++++ The records

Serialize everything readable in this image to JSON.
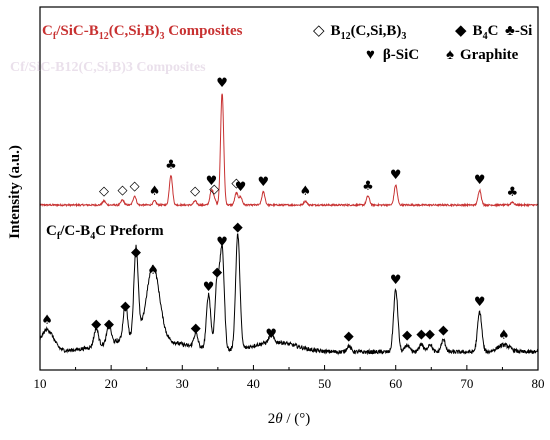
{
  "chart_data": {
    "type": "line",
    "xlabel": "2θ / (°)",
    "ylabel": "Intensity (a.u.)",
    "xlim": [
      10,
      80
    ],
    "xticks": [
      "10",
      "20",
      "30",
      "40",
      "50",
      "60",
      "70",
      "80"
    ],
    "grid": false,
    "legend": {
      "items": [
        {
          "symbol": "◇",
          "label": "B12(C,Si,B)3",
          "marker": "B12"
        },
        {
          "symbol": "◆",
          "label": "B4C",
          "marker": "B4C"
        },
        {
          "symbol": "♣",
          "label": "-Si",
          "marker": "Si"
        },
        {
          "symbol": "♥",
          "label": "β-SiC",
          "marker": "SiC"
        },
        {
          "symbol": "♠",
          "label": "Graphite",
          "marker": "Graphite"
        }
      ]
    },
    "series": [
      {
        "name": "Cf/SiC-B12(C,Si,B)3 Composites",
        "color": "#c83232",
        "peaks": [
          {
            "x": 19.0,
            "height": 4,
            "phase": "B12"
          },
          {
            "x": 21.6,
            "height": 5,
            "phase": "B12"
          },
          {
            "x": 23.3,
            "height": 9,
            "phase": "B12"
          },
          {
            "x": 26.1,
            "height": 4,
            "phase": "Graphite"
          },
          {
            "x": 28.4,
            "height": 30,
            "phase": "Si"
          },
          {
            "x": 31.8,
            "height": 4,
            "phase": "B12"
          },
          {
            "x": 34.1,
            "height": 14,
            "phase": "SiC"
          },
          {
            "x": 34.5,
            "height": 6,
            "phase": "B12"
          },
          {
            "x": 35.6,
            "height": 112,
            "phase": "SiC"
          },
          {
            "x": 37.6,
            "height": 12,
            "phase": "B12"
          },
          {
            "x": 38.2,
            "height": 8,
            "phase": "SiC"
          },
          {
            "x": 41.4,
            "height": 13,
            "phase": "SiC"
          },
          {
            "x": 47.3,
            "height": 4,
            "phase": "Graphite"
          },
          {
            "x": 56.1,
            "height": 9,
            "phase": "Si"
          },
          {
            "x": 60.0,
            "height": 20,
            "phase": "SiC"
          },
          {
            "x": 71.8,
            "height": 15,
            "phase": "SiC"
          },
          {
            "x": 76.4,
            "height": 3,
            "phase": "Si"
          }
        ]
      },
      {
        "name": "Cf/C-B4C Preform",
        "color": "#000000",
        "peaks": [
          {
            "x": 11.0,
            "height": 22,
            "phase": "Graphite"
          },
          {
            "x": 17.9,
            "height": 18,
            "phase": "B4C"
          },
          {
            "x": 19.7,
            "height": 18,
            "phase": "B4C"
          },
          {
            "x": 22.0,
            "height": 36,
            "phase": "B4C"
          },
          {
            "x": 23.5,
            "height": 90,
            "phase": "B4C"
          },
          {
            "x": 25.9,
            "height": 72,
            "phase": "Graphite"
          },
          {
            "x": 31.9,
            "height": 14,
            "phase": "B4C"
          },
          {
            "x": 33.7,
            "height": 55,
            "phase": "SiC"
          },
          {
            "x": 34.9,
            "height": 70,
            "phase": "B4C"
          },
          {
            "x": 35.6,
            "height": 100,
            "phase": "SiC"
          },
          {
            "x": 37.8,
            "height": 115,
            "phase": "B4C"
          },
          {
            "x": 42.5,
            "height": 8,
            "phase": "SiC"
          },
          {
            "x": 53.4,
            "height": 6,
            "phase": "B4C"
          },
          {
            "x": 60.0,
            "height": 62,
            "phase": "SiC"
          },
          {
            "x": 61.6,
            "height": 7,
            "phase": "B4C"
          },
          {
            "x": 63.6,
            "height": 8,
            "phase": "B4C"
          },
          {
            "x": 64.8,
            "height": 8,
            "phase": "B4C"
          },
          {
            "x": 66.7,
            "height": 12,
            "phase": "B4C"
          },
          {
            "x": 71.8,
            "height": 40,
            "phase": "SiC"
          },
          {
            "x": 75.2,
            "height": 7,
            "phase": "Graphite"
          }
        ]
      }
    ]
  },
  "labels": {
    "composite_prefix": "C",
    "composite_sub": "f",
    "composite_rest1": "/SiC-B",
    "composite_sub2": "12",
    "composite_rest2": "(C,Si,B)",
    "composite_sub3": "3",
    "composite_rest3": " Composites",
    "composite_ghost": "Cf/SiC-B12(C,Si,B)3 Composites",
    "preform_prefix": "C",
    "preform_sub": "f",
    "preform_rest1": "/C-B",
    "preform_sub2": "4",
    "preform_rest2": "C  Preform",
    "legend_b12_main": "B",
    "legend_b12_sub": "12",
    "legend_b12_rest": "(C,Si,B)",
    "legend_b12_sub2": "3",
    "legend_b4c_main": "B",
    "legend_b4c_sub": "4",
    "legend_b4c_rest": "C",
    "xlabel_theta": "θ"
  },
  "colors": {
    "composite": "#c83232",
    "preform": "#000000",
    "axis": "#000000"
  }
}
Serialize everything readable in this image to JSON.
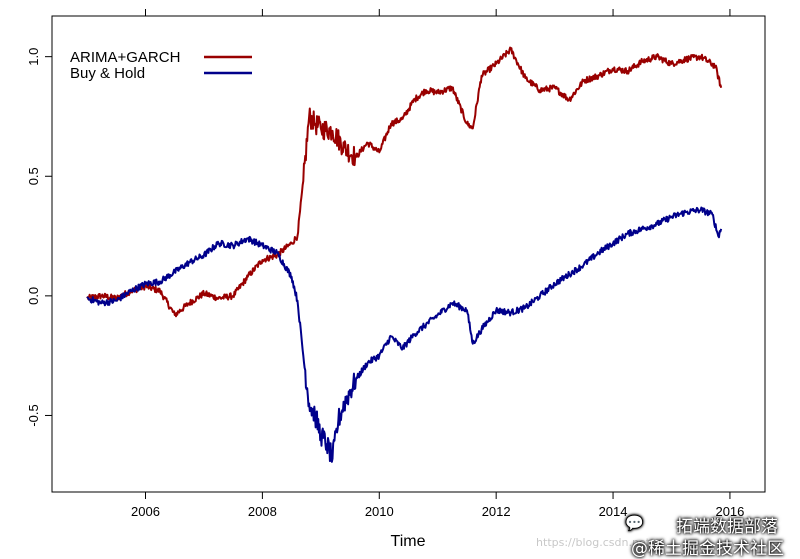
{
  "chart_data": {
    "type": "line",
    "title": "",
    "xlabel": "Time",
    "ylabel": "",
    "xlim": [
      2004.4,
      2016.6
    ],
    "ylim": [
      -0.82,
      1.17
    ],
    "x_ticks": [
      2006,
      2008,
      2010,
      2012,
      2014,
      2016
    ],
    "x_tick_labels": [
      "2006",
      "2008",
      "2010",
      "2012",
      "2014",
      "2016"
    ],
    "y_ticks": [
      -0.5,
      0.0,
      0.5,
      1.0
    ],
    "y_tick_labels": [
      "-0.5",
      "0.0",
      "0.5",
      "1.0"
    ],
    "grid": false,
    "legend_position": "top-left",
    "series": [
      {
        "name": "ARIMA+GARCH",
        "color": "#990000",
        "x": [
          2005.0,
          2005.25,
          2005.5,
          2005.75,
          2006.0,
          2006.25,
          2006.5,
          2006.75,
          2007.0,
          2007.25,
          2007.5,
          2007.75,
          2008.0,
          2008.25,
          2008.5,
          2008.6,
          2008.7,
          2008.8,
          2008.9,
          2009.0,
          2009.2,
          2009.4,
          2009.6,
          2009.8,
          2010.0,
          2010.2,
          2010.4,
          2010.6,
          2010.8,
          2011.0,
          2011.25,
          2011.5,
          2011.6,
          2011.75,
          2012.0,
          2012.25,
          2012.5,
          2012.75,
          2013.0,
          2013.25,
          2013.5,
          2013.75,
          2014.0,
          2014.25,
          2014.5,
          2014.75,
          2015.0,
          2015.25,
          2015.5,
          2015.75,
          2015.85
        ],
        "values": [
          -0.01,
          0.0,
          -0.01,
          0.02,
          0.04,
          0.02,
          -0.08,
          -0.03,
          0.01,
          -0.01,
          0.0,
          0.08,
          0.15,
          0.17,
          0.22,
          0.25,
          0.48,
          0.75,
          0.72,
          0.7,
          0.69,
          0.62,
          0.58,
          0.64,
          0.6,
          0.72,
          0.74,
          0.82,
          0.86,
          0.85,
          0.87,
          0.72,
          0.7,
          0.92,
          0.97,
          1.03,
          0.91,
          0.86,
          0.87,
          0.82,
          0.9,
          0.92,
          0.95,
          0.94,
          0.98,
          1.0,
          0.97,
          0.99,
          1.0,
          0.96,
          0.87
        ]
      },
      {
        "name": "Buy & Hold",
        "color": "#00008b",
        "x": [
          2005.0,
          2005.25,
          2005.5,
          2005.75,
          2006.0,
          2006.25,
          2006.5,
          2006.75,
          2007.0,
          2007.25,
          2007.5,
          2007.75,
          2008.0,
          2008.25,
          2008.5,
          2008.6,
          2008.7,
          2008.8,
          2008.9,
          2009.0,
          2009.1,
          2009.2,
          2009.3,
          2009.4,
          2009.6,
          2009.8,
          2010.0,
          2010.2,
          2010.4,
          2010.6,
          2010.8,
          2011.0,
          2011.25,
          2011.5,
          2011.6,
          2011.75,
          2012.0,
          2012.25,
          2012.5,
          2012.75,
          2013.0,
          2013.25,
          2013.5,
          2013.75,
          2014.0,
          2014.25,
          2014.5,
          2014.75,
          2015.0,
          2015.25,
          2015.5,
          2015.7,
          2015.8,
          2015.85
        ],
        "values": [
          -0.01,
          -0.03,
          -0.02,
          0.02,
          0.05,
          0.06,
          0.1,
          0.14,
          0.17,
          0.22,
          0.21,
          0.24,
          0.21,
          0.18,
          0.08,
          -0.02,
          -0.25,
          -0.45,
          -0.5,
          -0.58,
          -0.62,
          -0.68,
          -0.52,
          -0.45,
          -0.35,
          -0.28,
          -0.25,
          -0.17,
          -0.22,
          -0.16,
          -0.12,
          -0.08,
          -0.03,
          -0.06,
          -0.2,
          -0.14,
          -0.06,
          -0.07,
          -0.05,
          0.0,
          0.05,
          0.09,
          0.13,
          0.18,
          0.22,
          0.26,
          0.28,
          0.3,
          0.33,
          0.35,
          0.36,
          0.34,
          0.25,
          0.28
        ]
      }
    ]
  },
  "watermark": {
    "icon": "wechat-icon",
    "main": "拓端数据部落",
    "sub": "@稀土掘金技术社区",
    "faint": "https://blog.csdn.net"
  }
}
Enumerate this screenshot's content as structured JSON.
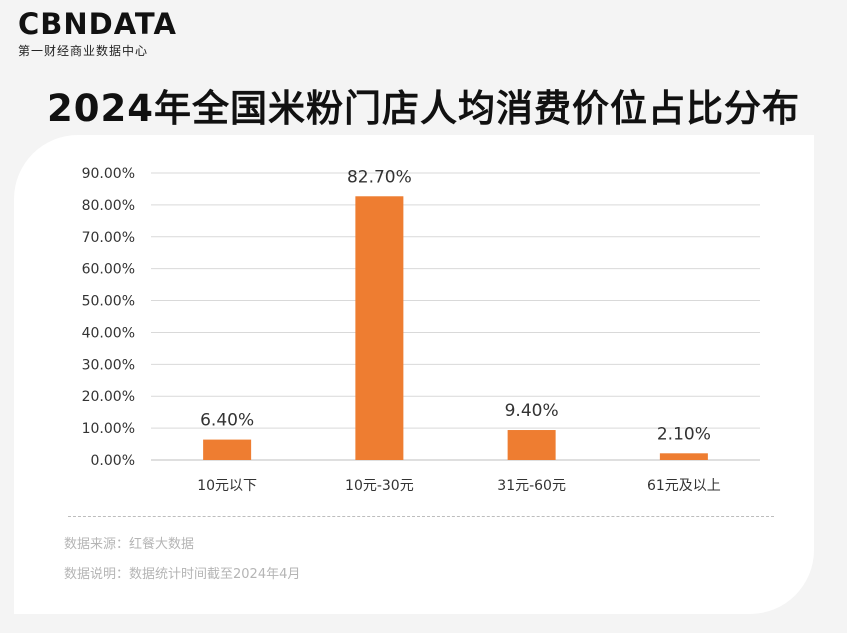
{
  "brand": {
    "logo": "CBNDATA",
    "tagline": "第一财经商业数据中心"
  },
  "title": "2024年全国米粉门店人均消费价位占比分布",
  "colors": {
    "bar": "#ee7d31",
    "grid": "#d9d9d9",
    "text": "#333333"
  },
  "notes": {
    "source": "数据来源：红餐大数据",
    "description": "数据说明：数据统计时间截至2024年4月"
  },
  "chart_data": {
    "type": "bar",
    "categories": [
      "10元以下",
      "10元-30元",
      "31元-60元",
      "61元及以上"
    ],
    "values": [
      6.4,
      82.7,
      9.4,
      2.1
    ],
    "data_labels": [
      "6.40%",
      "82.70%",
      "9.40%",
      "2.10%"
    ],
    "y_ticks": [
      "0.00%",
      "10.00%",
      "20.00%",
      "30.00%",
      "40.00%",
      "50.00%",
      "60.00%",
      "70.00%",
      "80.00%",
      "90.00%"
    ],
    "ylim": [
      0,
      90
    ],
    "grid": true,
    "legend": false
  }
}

++++++++

Work to be completed:
From the line with "Enumerate this screenshot's" down to the end of the entries, retype each line exactly as written, but drop the pictures.

Result of this exercise:
Enumerate this screenshot's content as structured JSON.
{
  "brand": {
    "logo": "CBNDATA",
    "tagline": "第一财经商业数据中心"
  },
  "title": "2024年全国米粉门店人均消费价位占比分布",
  "colors": {
    "bar": "#ee7d31",
    "grid": "#d9d9d9",
    "text": "#333333"
  },
  "notes": {
    "source": "数据来源：红餐大数据",
    "description": "数据说明：数据统计时间截至2024年4月"
  },
  "chart_data": {
    "type": "bar",
    "categories": [
      "10元以下",
      "10元-30元",
      "31元-60元",
      "61元及以上"
    ],
    "values": [
      6.4,
      82.7,
      9.4,
      2.1
    ],
    "data_labels": [
      "6.40%",
      "82.70%",
      "9.40%",
      "2.10%"
    ],
    "y_ticks": [
      "0.00%",
      "10.00%",
      "20.00%",
      "30.00%",
      "40.00%",
      "50.00%",
      "60.00%",
      "70.00%",
      "80.00%",
      "90.00%"
    ],
    "ylim": [
      0,
      90
    ],
    "grid": true,
    "legend": false
  }
}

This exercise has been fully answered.